- [Belge Metni]:

***

Emsal Mahkeme Kararı İstanbul 19. Asliye Ticaret Mahkemesi 2019/625 E. 2020/84 K. 03.02.2020 T.

Görüntülediğiniz mahkeme kararı henüz kesinleşmemiştir. Yararlı olması amacıyla eklenmiştir.

T.C.
İSTANBUL
19. ASLİYE TİCARET MAHKEMESİ

ESAS NO : 2019/625
KARAR NO : 2020/84

DAVA : Alacak (Eser Sözleşmesinden Kaynaklanan)
DAVA TARİHİ : 26/12/2019
KARAR TARİHİ : 03/02/2020
Mahkememizde görülmekte olan Alacak (Eser Sözleşmesinden Kaynaklanan) davasının dosya üzerinden yapılan incelemesi sonunda,
GEREĞİ DÜŞÜNÜLDÜ:
Davacı vekili vermiş olduğu dava dilekçesinde özetle; davalılar ile müvekkili firma arasında Kazlıçeşme Mah. … Cad. … Ada, 73 ve 83 nolu parseller adresinde …projesi ile ilgili olarak akdedilen 21/08/2017 tarihli ana sözleşme ve dış cephe seramik kaplama imalatları ek protokol N…. ve N…. sayılı ek sözleşmelerin Kartal …Noterliği’nin 06/12/2019 tarih … yevmiye numaralı ihtarnamesi ile fesh etmiş olduklarını, bu ihtarname ile davalıların müvekkiline olan 4.150.000,00.-TL ana para borcunun ve ortalama 14.500.000,00.TL maddi zararını ki toplamda 18.650.000,00.-TL ödenmesi ve ana sözleşmenin 9.Maddesi’nde belirtilen teminat mektuplarının iadesinin talep edildiğini, ancak davalıların ödemeleri yapmadıkları gibi bu teminat mektuplarını da paraya çevirme hazırlığı içerisine girdiklerini ve hatta çekleri yazdırdıklarını, müvekkili firmanın söz konusu davalılara hiçbir borcunun bulunmadığını, tam tersi alacaklı olduğunu belirterek fesih tarihine kadar müvekkili firmanın davalılar için yaptığı imalatlar ödemesi için fazlaya ilişkin haklar saklı kalmak kaydı ile şimdilik 500,00.-TL ihtarnamenin tebliğinden itibaren 1 gün sonrasından itibaren işleyecek avans faizi ile birlikte ödenmesine karar verilmesini talep ve dava etmiştir.

***

- [Sağlanan Veriler]:

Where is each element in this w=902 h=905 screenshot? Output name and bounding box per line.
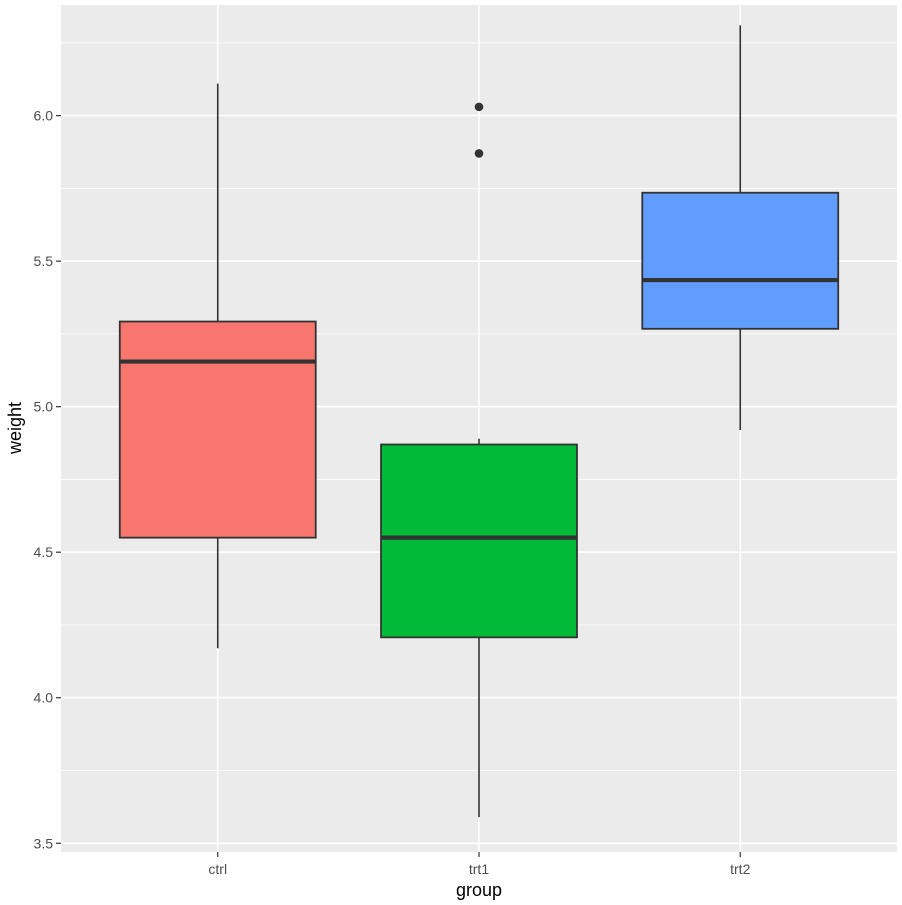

***

- [Görevler ve Alıştırmalar]:
[a] Mahkeme kararı metnini iki cümleyle özetleyiniz.
[b] Mahkeme kararı metninde "Emsal Mahkeme Kararı" ifadesinden aşağıya doğru "DAVA : Alacak (Eser Sözleşmesinden Kaynaklanan)" ifadesine kadar olan her şeyi, "Alacak" yerine "Tazminat" koyarak yeniden yazınız.

- [Görevlerin Çözümleri]:
[a] İstanbul 19. Asliye Ticaret Mahkemesi'nde 26/12/2019 tarihinde açılan ve 03/02/2020 tarihinde karara bağlanan, eser sözleşmesinden kaynaklanan bir alacak davasına ait bu karar henüz kesinleşmemiştir. Davacı vekili, davalılarla yapılan sözleşmelerin ihtarnameyle feshedildiğini, davalıların ödeme yapmadığını ve teminat mektuplarını paraya çevirmeye hazırlandığını belirterek fesih tarihine kadar yapılan imalatlar için şimdilik 500,00 TL'nin avans faiziyle birlikte ödenmesine karar verilmesini talep etmiştir.

[b]
Emsal Mahkeme Kararı İstanbul 19. Asliye Ticaret Mahkemesi 2019/625 E. 2020/84 K. 03.02.2020 T.

Görüntülediğiniz mahkeme kararı henüz kesinleşmemiştir. Yararlı olması amacıyla eklenmiştir.

T.C.
İSTANBUL
19. ASLİYE TİCARET MAHKEMESİ

ESAS NO : 2019/625
KARAR NO : 2020/84

DAVA : Tazminat (Eser Sözleşmesinden Kaynaklanan)